**OBJECTIVE**:
Repeat the material verbatim and drop the pictures.
======== DATASET CONTENT ========
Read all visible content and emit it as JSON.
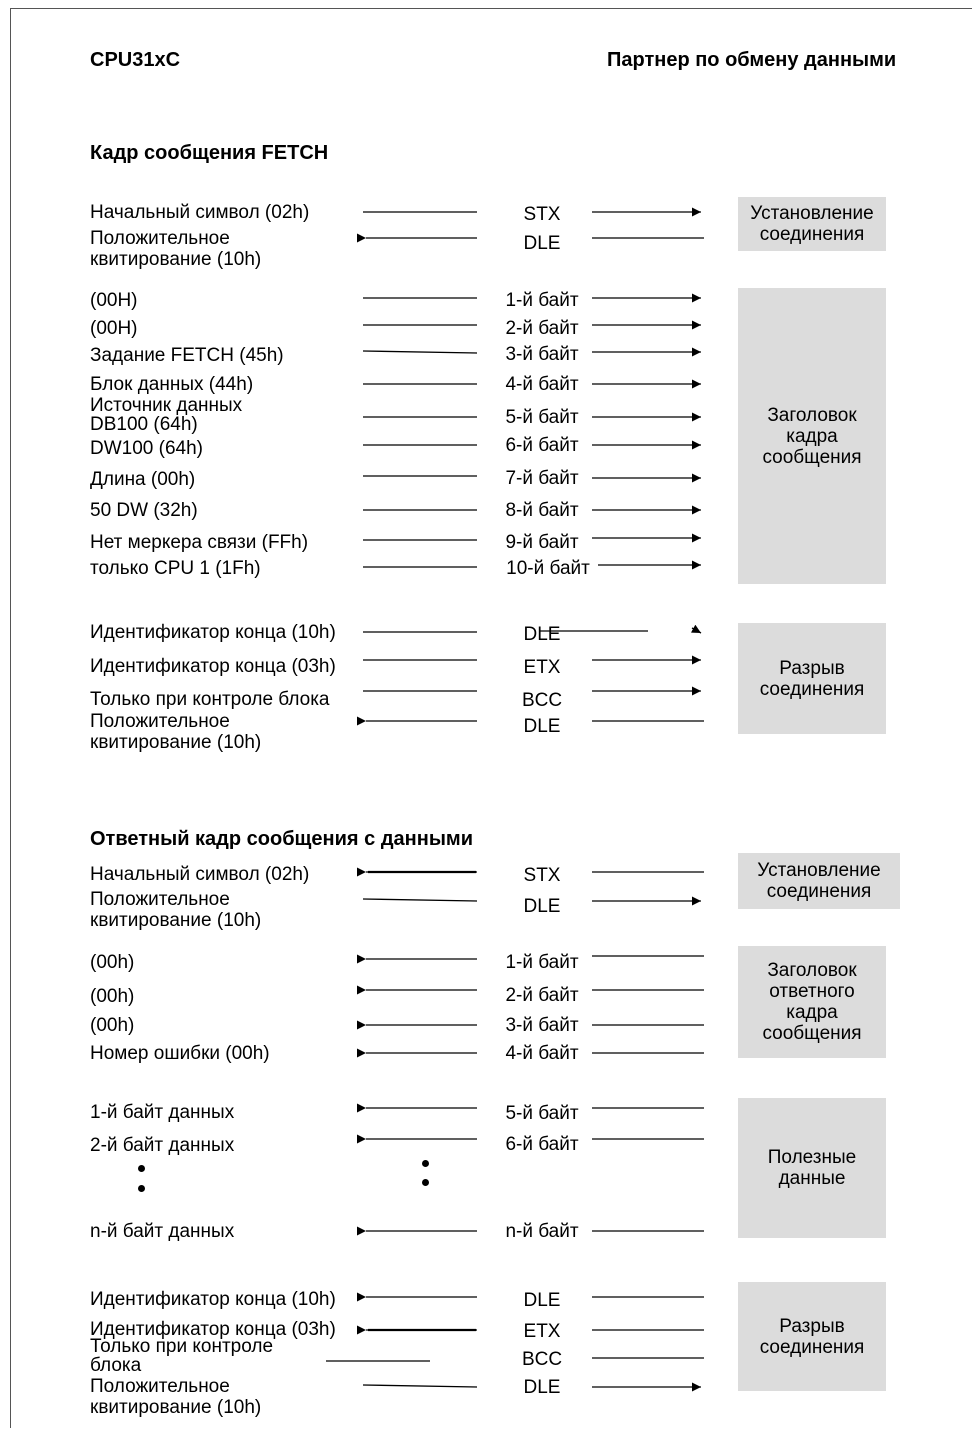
{
  "header": {
    "left": "CPU31xC",
    "right": "Партнер по обмену данными"
  },
  "fetch": {
    "title": "Кадр сообщения FETCH",
    "rows": [
      {
        "label": "Начальный символ (02h)",
        "code": "STX"
      },
      {
        "label": "Положительное\nквитирование (10h)",
        "code": "DLE"
      },
      {
        "label": "(00H)",
        "code": "1-й байт"
      },
      {
        "label": "(00H)",
        "code": "2-й байт"
      },
      {
        "label": "Задание FETCH (45h)",
        "code": "3-й байт"
      },
      {
        "label": "Блок данных (44h)",
        "code": "4-й байт"
      },
      {
        "label": "Источник данных\nDB100 (64h)",
        "code": "5-й байт"
      },
      {
        "label": "DW100 (64h)",
        "code": "6-й байт"
      },
      {
        "label": "Длина (00h)",
        "code": "7-й байт"
      },
      {
        "label": "50 DW (32h)",
        "code": "8-й байт"
      },
      {
        "label": "Нет меркера связи (FFh)",
        "code": "9-й байт"
      },
      {
        "label": "только CPU 1 (1Fh)",
        "code": "10-й байт"
      },
      {
        "label": "Идентификатор конца (10h)",
        "code": "DLE"
      },
      {
        "label": "Идентификатор конца (03h)",
        "code": "ETX"
      },
      {
        "label": "Только при контроле блока",
        "code": "BCC"
      },
      {
        "label": "Положительное\nквитирование (10h)",
        "code": "DLE"
      }
    ],
    "boxes": [
      "Установление\nсоединения",
      "Заголовок\nкадра\nсообщения",
      "Разрыв\nсоединения"
    ]
  },
  "reply": {
    "title": "Ответный кадр сообщения с данными",
    "rows": [
      {
        "label": "Начальный символ (02h)",
        "code": "STX"
      },
      {
        "label": "Положительное\nквитирование (10h)",
        "code": "DLE"
      },
      {
        "label": "(00h)",
        "code": "1-й байт"
      },
      {
        "label": "(00h)",
        "code": "2-й байт"
      },
      {
        "label": "(00h)",
        "code": "3-й байт"
      },
      {
        "label": "Номер ошибки (00h)",
        "code": "4-й байт"
      },
      {
        "label": "1-й байт данных",
        "code": "5-й байт"
      },
      {
        "label": "2-й байт данных",
        "code": "6-й байт"
      },
      {
        "label": "n-й байт данных",
        "code": "n-й байт"
      },
      {
        "label": "Идентификатор конца (10h)",
        "code": "DLE"
      },
      {
        "label": "Идентификатор конца (03h)",
        "code": "ETX"
      },
      {
        "label": "Только при контроле\nблока",
        "code": "BCC"
      },
      {
        "label": "Положительное\nквитирование (10h)",
        "code": "DLE"
      }
    ],
    "boxes": [
      "Установление\nсоединения",
      "Заголовок\nответного\nкадра\nсообщения",
      "Полезные\nданные",
      "Разрыв\nсоединения"
    ]
  }
}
========
**TASK ANSWER**:
Read all visible content and emit it as JSON.
{
  "header": {
    "left": "CPU31xC",
    "right": "Партнер по обмену данными"
  },
  "fetch": {
    "title": "Кадр сообщения FETCH",
    "rows": [
      {
        "label": "Начальный символ (02h)",
        "code": "STX"
      },
      {
        "label": "Положительное\nквитирование (10h)",
        "code": "DLE"
      },
      {
        "label": "(00H)",
        "code": "1-й байт"
      },
      {
        "label": "(00H)",
        "code": "2-й байт"
      },
      {
        "label": "Задание FETCH (45h)",
        "code": "3-й байт"
      },
      {
        "label": "Блок данных (44h)",
        "code": "4-й байт"
      },
      {
        "label": "Источник данных\nDB100 (64h)",
        "code": "5-й байт"
      },
      {
        "label": "DW100 (64h)",
        "code": "6-й байт"
      },
      {
        "label": "Длина (00h)",
        "code": "7-й байт"
      },
      {
        "label": "50 DW (32h)",
        "code": "8-й байт"
      },
      {
        "label": "Нет меркера связи (FFh)",
        "code": "9-й байт"
      },
      {
        "label": "только CPU 1 (1Fh)",
        "code": "10-й байт"
      },
      {
        "label": "Идентификатор конца (10h)",
        "code": "DLE"
      },
      {
        "label": "Идентификатор конца (03h)",
        "code": "ETX"
      },
      {
        "label": "Только при контроле блока",
        "code": "BCC"
      },
      {
        "label": "Положительное\nквитирование (10h)",
        "code": "DLE"
      }
    ],
    "boxes": [
      "Установление\nсоединения",
      "Заголовок\nкадра\nсообщения",
      "Разрыв\nсоединения"
    ]
  },
  "reply": {
    "title": "Ответный кадр сообщения с данными",
    "rows": [
      {
        "label": "Начальный символ (02h)",
        "code": "STX"
      },
      {
        "label": "Положительное\nквитирование (10h)",
        "code": "DLE"
      },
      {
        "label": "(00h)",
        "code": "1-й байт"
      },
      {
        "label": "(00h)",
        "code": "2-й байт"
      },
      {
        "label": "(00h)",
        "code": "3-й байт"
      },
      {
        "label": "Номер ошибки (00h)",
        "code": "4-й байт"
      },
      {
        "label": "1-й байт данных",
        "code": "5-й байт"
      },
      {
        "label": "2-й байт данных",
        "code": "6-й байт"
      },
      {
        "label": "n-й байт данных",
        "code": "n-й байт"
      },
      {
        "label": "Идентификатор конца (10h)",
        "code": "DLE"
      },
      {
        "label": "Идентификатор конца (03h)",
        "code": "ETX"
      },
      {
        "label": "Только при контроле\nблока",
        "code": "BCC"
      },
      {
        "label": "Положительное\nквитирование (10h)",
        "code": "DLE"
      }
    ],
    "boxes": [
      "Установление\nсоединения",
      "Заголовок\nответного\nкадра\nсообщения",
      "Полезные\nданные",
      "Разрыв\nсоединения"
    ]
  }
}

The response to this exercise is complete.